▶ **What is expected**
Rewrite everything in the data from the line containing "y-tick-label: 65 xyxy=(38,119,52,132)" down to the line containing "x-tick-label: 2000 xyxy=(68,456,96,469)", both ends included, as a Markdown table with the columns Row and Entry. Number each line under Row, put the line itself under Entry, and skip blank lines.

****

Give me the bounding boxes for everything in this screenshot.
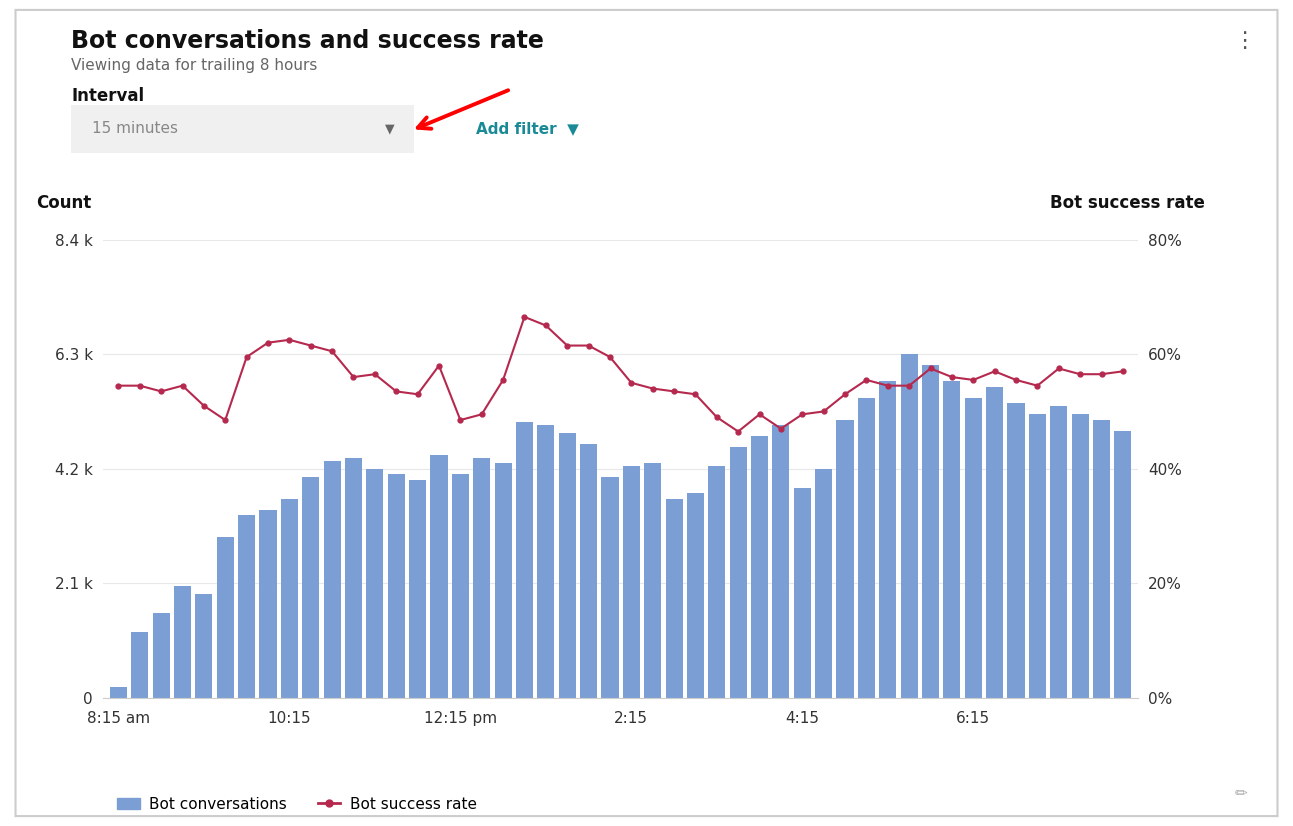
FancyBboxPatch shape: [50, 102, 434, 155]
Bar: [644, 463, 661, 698]
Bar: [494, 463, 512, 698]
Bar: [238, 515, 255, 698]
Bar: [709, 466, 725, 698]
Legend: Bot conversations, Bot success rate: Bot conversations, Bot success rate: [111, 790, 482, 818]
Text: ⋮: ⋮: [1232, 31, 1256, 51]
Text: ✏: ✏: [1235, 786, 1248, 801]
Bar: [131, 633, 149, 698]
Bar: [857, 398, 875, 698]
Bar: [281, 499, 297, 698]
Bar: [451, 474, 469, 698]
Bar: [538, 425, 555, 698]
Bar: [965, 398, 981, 698]
Bar: [815, 468, 833, 698]
Bar: [987, 387, 1003, 698]
Bar: [922, 365, 939, 698]
Bar: [1029, 414, 1046, 698]
Bar: [666, 499, 683, 698]
Bar: [175, 586, 191, 698]
Bar: [260, 510, 277, 698]
Bar: [1093, 420, 1111, 698]
Bar: [366, 468, 384, 698]
Bar: [303, 477, 319, 698]
Text: Add filter  ▼: Add filter ▼: [476, 121, 579, 136]
Text: Bot conversations and success rate: Bot conversations and success rate: [71, 29, 544, 53]
Bar: [195, 594, 212, 698]
Bar: [110, 687, 127, 698]
Bar: [1072, 414, 1089, 698]
Bar: [772, 425, 790, 698]
Bar: [581, 444, 597, 698]
Bar: [431, 455, 447, 698]
Bar: [1050, 406, 1067, 698]
Bar: [388, 474, 405, 698]
Bar: [559, 434, 575, 698]
Bar: [323, 461, 340, 698]
Bar: [623, 466, 640, 698]
Bar: [345, 458, 362, 698]
Bar: [601, 477, 618, 698]
Text: Viewing data for trailing 8 hours: Viewing data for trailing 8 hours: [71, 58, 318, 73]
Bar: [153, 614, 169, 698]
Bar: [516, 422, 533, 698]
Text: ▼: ▼: [385, 122, 394, 135]
Text: 15 minutes: 15 minutes: [92, 121, 177, 136]
Bar: [794, 488, 811, 698]
Bar: [473, 458, 490, 698]
Bar: [1115, 430, 1131, 698]
FancyBboxPatch shape: [16, 10, 1277, 816]
Text: Count: Count: [36, 194, 92, 212]
Bar: [751, 436, 768, 698]
Bar: [879, 382, 896, 698]
Bar: [729, 447, 747, 698]
Text: Bot success rate: Bot success rate: [1050, 194, 1205, 212]
FancyBboxPatch shape: [428, 102, 652, 155]
Bar: [1007, 403, 1024, 698]
Bar: [944, 382, 961, 698]
Bar: [409, 480, 427, 698]
Bar: [217, 537, 234, 698]
Bar: [837, 420, 853, 698]
Bar: [687, 493, 703, 698]
Text: Interval: Interval: [71, 87, 145, 105]
Bar: [901, 354, 918, 698]
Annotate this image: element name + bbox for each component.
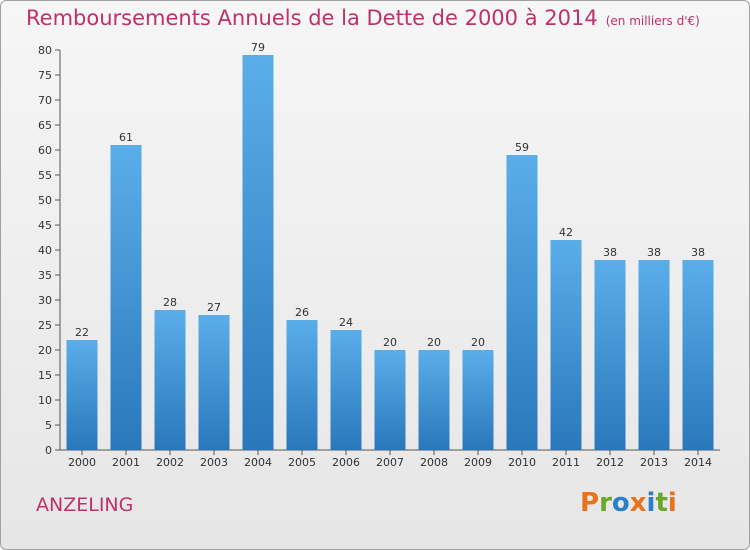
y-tick-label: 65 xyxy=(38,119,52,132)
y-tick-label: 15 xyxy=(38,369,52,382)
x-tick-label: 2010 xyxy=(508,456,536,469)
x-tick-label: 2012 xyxy=(596,456,624,469)
bar xyxy=(242,55,274,450)
y-tick-label: 75 xyxy=(38,69,52,82)
x-tick-label: 2004 xyxy=(244,456,272,469)
bar-value-label: 38 xyxy=(647,246,661,259)
x-tick-label: 2005 xyxy=(288,456,316,469)
chart-title: Remboursements Annuels de la Dette de 20… xyxy=(26,6,700,30)
bar-value-label: 42 xyxy=(559,226,573,239)
x-tick-label: 2003 xyxy=(200,456,228,469)
bar-value-label: 20 xyxy=(383,336,397,349)
bar xyxy=(330,330,362,450)
bar xyxy=(462,350,494,450)
logo-letter: t xyxy=(655,488,668,518)
y-tick-label: 55 xyxy=(38,169,52,182)
x-tick-label: 2008 xyxy=(420,456,448,469)
y-tick-label: 35 xyxy=(38,269,52,282)
logo-letter: x xyxy=(629,488,647,518)
bar xyxy=(198,315,230,450)
bar xyxy=(374,350,406,450)
x-tick-label: 2011 xyxy=(552,456,580,469)
bar-value-label: 28 xyxy=(163,296,177,309)
x-tick-label: 2014 xyxy=(684,456,712,469)
x-tick-label: 2013 xyxy=(640,456,668,469)
bar-value-label: 20 xyxy=(471,336,485,349)
bar-value-label: 20 xyxy=(427,336,441,349)
bar xyxy=(110,145,142,450)
y-tick-label: 30 xyxy=(38,294,52,307)
bar xyxy=(154,310,186,450)
y-tick-label: 10 xyxy=(38,394,52,407)
bar-value-label: 24 xyxy=(339,316,353,329)
bar xyxy=(682,260,714,450)
bar xyxy=(286,320,318,450)
bar-value-label: 38 xyxy=(691,246,705,259)
y-tick-label: 50 xyxy=(38,194,52,207)
bar-value-label: 22 xyxy=(75,326,89,339)
bar xyxy=(418,350,450,450)
bar xyxy=(594,260,626,450)
y-tick-label: 5 xyxy=(45,419,52,432)
y-tick-label: 45 xyxy=(38,219,52,232)
bar xyxy=(506,155,538,450)
x-tick-label: 2000 xyxy=(68,456,96,469)
labels: 22 61 28 27 79 26 24 20 20 20 59 42 38 38 38 xyxy=(75,41,705,349)
chart-title-text: Remboursements Annuels de la Dette de 20… xyxy=(26,6,598,30)
y-tick-label: 80 xyxy=(38,44,52,57)
x-tick-label: 2002 xyxy=(156,456,184,469)
bars xyxy=(66,55,714,450)
proxiti-logo[interactable]: Proxiti xyxy=(580,488,677,518)
y-tick-label: 20 xyxy=(38,344,52,357)
bar xyxy=(550,240,582,450)
bar-value-label: 26 xyxy=(295,306,309,319)
x-tick-label: 2001 xyxy=(112,456,140,469)
place-name: ANZELING xyxy=(36,494,134,516)
logo-letter: P xyxy=(580,488,600,518)
y-tick-label: 25 xyxy=(38,319,52,332)
bar xyxy=(66,340,98,450)
x-tick-label: 2006 xyxy=(332,456,360,469)
bar-value-label: 38 xyxy=(603,246,617,259)
y-tick-label: 0 xyxy=(45,444,52,457)
logo-letter: r xyxy=(599,488,612,518)
y-tick-label: 60 xyxy=(38,144,52,157)
logo-letter: i xyxy=(667,488,677,518)
chart-subtitle: (en milliers d'€) xyxy=(605,14,700,28)
x-tick-label: 2009 xyxy=(464,456,492,469)
y-tick-label: 70 xyxy=(38,94,52,107)
bar-value-label: 59 xyxy=(515,141,529,154)
x-tick-label: 2007 xyxy=(376,456,404,469)
bar-value-label: 27 xyxy=(207,301,221,314)
bar-value-label: 61 xyxy=(119,131,133,144)
logo-letter: i xyxy=(646,488,656,518)
y-tick-label: 40 xyxy=(38,244,52,257)
bar xyxy=(638,260,670,450)
logo-letter: o xyxy=(611,488,630,518)
bar-value-label: 79 xyxy=(251,41,265,54)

****

▶ **Exercise output**
| Row | Entry |
|---|---|
| 1 | y-tick-label: 65 xyxy=(38,119,52,132) |
| 2 | y-tick-label: 15 xyxy=(38,369,52,382) |
| 3 | x-tick-label: 2010 xyxy=(508,456,536,469) |
| 4 | x-tick-label: 2012 xyxy=(596,456,624,469) |
| 5 | bar xyxy=(242,55,274,450) |
| 6 | y-tick-label: 75 xyxy=(38,69,52,82) |
| 7 | x-tick-label: 2004 xyxy=(244,456,272,469) |
| 8 | bar-value-label: 38 xyxy=(647,246,661,259) |
| 9 | x-tick-label: 2005 xyxy=(288,456,316,469) |
| 10 | chart-title: Remboursements Annuels de la Dette de 20… xyxy=(26,6,700,30) |
| 11 | bar-value-label: 42 xyxy=(559,226,573,239) |
| 12 | x-tick-label: 2003 xyxy=(200,456,228,469) |
| 13 | bar-value-label: 20 xyxy=(383,336,397,349) |
| 14 | bar xyxy=(330,330,362,450) |
| 15 | bar xyxy=(462,350,494,450) |
| 16 | logo-letter: t xyxy=(655,488,668,518) |
| 17 | y-tick-label: 55 xyxy=(38,169,52,182) |
| 18 | x-tick-label: 2008 xyxy=(420,456,448,469) |
| 19 | y-tick-label: 35 xyxy=(38,269,52,282) |
| 20 | logo-letter: x xyxy=(629,488,647,518) |
| 21 | bar xyxy=(198,315,230,450) |
| 22 | bar xyxy=(374,350,406,450) |
| 23 | x-tick-label: 2011 xyxy=(552,456,580,469) |
| 24 | bar-value-label: 28 xyxy=(163,296,177,309) |
| 25 | x-tick-label: 2014 xyxy=(684,456,712,469) |
| 26 | x-tick-label: 2013 xyxy=(640,456,668,469) |
| 27 | bar-value-label: 20 xyxy=(471,336,485,349) |
| 28 | bar-value-label: 20 xyxy=(427,336,441,349) |
| 29 | bar xyxy=(110,145,142,450) |
| 30 | y-tick-label: 30 xyxy=(38,294,52,307) |
| 31 | bar xyxy=(154,310,186,450) |
| 32 | y-tick-label: 10 xyxy=(38,394,52,407) |
| 33 | bar-value-label: 24 xyxy=(339,316,353,329) |
| 34 | bar xyxy=(682,260,714,450) |
| 35 | bar xyxy=(286,320,318,450) |
| 36 | bar-value-label: 38 xyxy=(691,246,705,259) |
| 37 | y-tick-label: 50 xyxy=(38,194,52,207) |
| 38 | bar-value-label: 22 xyxy=(75,326,89,339) |
| 39 | bar xyxy=(418,350,450,450) |
| 40 | bar xyxy=(594,260,626,450) |
| 41 | y-tick-label: 5 xyxy=(45,419,52,432) |
| 42 | y-tick-label: 45 xyxy=(38,219,52,232) |
| 43 | bar xyxy=(506,155,538,450) |
| 44 | x-tick-label: 2000 xyxy=(68,456,96,469) |